- [EXERCISE TASK] Starting at the first line of the records and stopping after the line containing "cell-blk-f: 0 — [953, 349, 986, 390]", copy those lines with "bounding box" swapped for "enclosing box" and everything else left as is.
** BEGIN EXTRACTED MATERIAL **
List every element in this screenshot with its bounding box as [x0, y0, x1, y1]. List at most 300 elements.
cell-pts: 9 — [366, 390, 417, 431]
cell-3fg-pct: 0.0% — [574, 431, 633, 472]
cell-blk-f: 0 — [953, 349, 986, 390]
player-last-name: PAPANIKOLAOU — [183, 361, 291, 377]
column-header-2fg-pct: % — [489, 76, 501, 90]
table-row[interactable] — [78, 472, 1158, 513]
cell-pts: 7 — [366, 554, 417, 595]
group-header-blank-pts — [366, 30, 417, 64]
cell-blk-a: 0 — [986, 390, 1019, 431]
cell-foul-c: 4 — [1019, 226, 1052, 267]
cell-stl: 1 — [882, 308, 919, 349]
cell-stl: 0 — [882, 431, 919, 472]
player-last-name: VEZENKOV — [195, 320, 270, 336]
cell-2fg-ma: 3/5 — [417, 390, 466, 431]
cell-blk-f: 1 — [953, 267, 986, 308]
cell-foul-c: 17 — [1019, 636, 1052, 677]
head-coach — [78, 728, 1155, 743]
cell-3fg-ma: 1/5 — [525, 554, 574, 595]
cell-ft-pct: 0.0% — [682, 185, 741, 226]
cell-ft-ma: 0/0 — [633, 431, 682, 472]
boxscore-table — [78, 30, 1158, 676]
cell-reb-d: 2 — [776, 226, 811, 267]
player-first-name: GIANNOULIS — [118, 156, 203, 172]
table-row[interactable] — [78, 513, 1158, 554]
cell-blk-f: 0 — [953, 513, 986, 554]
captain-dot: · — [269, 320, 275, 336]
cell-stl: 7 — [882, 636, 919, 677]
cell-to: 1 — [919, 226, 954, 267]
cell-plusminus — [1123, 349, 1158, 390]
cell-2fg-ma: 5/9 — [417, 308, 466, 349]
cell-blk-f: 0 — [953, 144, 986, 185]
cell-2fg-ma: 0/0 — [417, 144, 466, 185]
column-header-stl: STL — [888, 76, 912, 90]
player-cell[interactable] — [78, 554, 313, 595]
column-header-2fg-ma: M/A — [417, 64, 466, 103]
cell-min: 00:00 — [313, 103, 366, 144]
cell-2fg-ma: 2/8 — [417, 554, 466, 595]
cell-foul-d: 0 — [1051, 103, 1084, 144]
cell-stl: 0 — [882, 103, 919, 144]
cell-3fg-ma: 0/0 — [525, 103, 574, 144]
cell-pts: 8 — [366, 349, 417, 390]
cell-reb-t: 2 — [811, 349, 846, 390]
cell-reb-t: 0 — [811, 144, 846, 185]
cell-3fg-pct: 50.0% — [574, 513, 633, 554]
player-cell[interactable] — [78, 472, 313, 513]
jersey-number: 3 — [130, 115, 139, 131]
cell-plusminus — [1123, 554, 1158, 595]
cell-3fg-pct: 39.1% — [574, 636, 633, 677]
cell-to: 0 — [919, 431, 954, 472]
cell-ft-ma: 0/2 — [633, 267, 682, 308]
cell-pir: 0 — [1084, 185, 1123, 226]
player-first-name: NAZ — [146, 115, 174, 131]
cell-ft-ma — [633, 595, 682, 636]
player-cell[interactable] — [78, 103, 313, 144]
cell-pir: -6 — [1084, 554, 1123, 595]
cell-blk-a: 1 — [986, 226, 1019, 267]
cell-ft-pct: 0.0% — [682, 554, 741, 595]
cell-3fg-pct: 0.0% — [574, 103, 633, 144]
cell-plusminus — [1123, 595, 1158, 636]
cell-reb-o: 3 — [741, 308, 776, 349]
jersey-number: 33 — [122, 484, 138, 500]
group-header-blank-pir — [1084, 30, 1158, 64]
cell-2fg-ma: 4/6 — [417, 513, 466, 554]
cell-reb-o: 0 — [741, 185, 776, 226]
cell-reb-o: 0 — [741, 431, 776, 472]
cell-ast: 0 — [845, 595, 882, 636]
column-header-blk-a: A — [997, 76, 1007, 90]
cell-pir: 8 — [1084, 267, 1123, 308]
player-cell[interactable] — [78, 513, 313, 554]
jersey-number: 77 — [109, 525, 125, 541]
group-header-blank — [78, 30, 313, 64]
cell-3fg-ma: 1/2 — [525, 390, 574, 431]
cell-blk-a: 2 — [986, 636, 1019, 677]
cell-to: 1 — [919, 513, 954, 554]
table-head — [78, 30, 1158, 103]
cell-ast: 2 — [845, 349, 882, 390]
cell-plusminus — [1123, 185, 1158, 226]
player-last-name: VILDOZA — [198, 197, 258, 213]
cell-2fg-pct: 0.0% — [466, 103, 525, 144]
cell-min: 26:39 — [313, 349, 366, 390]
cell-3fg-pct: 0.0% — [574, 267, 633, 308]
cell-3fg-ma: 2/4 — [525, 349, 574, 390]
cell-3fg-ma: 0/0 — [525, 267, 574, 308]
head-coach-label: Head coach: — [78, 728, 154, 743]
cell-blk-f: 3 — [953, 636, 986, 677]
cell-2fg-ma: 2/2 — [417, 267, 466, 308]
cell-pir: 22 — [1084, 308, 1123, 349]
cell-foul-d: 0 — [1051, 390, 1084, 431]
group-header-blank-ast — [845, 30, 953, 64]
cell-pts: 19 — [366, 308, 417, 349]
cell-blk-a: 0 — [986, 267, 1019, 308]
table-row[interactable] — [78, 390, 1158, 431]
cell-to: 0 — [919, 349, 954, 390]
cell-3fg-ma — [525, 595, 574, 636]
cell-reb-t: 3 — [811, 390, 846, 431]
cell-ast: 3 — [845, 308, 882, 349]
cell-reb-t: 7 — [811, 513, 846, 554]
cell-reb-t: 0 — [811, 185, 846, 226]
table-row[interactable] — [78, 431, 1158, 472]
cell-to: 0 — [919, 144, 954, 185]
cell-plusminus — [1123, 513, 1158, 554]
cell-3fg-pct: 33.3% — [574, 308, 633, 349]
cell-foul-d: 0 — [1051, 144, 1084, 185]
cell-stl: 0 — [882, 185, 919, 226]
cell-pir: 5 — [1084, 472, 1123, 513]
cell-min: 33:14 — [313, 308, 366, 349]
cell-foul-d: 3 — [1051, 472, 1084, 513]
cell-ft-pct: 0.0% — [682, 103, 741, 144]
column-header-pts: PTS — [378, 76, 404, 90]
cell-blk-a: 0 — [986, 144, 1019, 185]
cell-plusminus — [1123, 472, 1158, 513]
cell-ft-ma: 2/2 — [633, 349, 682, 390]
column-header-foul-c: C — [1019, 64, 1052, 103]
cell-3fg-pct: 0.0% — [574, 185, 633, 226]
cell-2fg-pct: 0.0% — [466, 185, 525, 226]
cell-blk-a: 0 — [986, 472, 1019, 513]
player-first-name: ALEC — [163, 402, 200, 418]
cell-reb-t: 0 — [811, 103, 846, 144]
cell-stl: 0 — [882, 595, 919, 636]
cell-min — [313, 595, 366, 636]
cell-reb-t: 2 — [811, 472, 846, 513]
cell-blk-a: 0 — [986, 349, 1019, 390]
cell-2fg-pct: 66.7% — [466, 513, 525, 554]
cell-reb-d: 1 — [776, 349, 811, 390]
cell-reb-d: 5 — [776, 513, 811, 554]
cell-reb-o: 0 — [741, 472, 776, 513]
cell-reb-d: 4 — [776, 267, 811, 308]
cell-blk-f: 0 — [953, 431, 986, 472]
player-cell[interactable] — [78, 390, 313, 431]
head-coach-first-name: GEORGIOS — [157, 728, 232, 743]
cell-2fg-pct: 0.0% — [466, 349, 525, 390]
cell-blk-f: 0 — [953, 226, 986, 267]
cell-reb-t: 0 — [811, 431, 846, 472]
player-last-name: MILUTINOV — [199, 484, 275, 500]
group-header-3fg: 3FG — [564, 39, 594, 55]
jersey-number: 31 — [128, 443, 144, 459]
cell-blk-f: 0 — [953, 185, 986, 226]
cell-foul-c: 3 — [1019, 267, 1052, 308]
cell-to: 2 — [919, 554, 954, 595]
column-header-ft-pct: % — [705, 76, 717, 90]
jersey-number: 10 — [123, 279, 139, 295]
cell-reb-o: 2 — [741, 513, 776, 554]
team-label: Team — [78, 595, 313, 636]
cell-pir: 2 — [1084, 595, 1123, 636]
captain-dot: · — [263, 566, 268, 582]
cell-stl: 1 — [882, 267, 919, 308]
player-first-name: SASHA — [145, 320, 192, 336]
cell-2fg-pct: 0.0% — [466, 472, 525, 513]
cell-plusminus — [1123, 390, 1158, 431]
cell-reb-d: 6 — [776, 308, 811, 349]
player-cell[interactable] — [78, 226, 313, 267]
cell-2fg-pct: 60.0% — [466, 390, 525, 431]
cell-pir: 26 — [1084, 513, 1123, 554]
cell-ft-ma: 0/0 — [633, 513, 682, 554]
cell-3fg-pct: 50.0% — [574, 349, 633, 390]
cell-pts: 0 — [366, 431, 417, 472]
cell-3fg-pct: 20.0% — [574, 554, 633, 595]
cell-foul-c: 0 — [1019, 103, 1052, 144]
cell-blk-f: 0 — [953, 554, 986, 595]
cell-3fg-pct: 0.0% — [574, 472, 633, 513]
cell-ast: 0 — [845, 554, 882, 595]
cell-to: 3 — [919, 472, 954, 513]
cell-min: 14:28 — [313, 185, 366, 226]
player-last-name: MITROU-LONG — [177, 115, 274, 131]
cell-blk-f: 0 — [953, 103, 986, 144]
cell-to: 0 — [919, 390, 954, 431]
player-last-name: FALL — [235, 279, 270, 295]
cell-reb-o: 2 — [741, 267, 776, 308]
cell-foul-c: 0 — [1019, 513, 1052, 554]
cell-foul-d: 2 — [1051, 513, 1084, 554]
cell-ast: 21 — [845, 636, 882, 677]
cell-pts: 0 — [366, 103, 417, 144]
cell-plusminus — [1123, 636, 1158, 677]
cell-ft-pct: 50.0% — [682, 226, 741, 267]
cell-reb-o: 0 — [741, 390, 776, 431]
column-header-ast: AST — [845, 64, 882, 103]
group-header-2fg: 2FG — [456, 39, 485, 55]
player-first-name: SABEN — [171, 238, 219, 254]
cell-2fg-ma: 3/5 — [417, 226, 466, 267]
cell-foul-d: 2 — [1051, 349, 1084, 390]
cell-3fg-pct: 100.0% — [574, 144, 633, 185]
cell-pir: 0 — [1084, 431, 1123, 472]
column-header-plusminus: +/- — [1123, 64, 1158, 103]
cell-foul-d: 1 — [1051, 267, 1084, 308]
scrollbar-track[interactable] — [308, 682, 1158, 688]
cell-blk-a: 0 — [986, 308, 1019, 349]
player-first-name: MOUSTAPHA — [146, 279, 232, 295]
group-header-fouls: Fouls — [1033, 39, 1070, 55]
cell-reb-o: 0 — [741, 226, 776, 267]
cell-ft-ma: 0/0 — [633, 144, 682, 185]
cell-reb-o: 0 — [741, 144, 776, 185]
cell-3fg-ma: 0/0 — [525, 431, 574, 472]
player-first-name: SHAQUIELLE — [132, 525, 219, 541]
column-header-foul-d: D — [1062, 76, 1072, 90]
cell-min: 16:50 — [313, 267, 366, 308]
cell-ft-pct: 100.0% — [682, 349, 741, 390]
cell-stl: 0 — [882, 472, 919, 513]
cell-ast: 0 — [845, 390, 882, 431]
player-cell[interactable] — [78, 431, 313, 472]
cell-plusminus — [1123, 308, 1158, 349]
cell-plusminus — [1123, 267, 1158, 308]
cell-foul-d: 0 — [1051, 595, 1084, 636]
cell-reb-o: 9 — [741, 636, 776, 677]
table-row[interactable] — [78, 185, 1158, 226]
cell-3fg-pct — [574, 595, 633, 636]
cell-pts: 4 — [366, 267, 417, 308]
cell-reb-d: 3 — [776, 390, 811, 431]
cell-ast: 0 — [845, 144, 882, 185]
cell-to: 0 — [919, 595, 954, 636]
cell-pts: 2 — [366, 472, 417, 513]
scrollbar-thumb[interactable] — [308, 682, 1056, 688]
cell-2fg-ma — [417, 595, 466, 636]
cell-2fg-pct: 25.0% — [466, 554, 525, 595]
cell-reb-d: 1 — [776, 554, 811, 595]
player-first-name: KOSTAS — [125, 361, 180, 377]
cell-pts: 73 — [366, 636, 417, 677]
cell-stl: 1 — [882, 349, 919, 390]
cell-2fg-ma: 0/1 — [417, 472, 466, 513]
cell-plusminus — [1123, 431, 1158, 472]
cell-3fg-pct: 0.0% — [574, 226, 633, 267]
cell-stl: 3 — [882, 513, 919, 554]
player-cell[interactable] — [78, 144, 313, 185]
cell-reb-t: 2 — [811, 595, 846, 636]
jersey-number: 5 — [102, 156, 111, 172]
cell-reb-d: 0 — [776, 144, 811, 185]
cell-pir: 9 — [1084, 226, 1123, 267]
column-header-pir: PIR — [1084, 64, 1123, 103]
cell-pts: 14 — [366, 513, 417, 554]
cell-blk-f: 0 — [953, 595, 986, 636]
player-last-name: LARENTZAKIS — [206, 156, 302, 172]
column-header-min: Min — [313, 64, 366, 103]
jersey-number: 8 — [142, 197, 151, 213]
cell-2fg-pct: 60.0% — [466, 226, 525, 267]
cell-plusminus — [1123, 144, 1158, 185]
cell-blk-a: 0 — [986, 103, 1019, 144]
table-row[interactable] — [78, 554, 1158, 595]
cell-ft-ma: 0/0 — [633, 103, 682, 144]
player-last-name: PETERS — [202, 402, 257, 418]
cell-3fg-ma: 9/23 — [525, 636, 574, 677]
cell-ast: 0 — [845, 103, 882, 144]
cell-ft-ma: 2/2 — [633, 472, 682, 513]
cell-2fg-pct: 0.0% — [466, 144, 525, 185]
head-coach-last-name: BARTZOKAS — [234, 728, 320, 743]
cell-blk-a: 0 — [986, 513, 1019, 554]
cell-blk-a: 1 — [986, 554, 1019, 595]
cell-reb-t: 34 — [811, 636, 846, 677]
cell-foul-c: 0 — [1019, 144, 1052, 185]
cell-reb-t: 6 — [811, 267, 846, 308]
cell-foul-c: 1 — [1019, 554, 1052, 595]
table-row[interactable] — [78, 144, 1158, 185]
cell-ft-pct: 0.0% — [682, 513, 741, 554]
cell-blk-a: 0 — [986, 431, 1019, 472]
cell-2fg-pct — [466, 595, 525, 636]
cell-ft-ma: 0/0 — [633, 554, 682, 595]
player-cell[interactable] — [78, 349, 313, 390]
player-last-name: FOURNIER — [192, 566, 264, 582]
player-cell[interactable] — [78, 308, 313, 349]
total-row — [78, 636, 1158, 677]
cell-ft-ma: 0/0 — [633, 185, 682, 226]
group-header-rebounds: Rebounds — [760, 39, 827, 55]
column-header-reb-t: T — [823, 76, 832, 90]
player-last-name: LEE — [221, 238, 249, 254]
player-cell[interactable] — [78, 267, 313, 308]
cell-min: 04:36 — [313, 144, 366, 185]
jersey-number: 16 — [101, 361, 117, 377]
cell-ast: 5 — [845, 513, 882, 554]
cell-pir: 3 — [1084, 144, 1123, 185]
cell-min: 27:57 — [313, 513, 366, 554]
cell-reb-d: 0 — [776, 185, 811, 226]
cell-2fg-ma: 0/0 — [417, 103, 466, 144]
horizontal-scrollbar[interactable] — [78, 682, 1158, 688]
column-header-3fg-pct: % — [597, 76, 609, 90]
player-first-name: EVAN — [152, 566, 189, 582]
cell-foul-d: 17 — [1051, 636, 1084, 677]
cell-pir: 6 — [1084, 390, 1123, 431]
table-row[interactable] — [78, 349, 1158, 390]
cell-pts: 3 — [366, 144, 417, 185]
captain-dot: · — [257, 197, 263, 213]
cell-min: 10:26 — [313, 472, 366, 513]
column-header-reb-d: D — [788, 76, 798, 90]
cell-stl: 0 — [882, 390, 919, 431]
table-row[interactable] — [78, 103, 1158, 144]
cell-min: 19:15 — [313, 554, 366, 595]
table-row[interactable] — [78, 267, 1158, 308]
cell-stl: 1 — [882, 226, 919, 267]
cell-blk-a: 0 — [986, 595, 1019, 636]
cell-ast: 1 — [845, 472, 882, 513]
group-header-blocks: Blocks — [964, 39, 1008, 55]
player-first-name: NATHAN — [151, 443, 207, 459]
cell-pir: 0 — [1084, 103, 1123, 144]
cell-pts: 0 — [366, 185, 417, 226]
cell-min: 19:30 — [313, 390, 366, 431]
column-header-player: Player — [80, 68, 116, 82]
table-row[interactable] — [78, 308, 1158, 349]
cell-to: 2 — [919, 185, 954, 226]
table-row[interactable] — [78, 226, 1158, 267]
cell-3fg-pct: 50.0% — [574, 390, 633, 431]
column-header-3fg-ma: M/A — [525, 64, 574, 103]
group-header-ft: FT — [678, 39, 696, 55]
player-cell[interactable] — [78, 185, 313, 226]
** END EXTRACTED MATERIAL **
- [ANSWER IN FULL]
List every element in this screenshot with its enclosing box as [x0, y0, x1, y1]. List at most 300 elements.
cell-pts: 9 — [366, 390, 417, 431]
cell-3fg-pct: 0.0% — [574, 431, 633, 472]
cell-blk-f: 0 — [953, 349, 986, 390]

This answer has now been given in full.